### Provided information ###

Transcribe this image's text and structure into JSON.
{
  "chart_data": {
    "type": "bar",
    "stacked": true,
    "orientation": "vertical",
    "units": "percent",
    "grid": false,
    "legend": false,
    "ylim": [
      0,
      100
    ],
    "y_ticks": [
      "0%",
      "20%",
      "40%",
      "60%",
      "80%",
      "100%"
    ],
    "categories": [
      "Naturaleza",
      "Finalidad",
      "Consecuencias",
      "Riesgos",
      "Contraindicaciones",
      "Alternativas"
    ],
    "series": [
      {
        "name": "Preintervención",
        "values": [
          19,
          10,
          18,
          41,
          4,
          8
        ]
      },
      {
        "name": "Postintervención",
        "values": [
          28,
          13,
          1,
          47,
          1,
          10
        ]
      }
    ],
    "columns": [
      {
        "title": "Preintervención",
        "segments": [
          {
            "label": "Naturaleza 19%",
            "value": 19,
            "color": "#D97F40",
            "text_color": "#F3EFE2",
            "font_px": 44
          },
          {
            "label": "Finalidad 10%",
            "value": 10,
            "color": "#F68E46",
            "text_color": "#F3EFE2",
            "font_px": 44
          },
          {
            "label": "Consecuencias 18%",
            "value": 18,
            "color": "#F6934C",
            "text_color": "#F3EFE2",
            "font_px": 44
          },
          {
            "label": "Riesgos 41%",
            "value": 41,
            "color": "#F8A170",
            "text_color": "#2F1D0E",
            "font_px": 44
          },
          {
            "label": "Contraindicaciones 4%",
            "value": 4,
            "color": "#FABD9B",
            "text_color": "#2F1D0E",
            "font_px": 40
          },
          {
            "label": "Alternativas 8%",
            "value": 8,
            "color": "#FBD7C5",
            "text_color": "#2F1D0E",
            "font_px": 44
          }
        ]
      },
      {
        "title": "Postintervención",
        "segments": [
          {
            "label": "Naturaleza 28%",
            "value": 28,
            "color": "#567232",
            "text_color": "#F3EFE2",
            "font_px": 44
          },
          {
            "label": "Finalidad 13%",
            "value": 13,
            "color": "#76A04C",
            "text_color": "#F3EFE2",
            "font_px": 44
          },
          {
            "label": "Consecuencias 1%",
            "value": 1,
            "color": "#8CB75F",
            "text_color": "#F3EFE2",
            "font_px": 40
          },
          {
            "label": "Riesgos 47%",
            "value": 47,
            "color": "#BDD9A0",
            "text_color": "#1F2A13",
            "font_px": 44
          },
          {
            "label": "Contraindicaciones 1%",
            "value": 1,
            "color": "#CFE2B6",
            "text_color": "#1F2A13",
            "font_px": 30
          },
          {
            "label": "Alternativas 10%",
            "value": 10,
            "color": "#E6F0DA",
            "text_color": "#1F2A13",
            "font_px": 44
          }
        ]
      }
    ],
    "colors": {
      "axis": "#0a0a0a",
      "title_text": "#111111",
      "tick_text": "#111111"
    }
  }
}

###

**Prompt**: From the listing above, copy every line that holds the string "Alternativas".

**Problem solution**:
      "Alternativas"
            "label": "Alternativas 8%",
            "label": "Alternativas 10%",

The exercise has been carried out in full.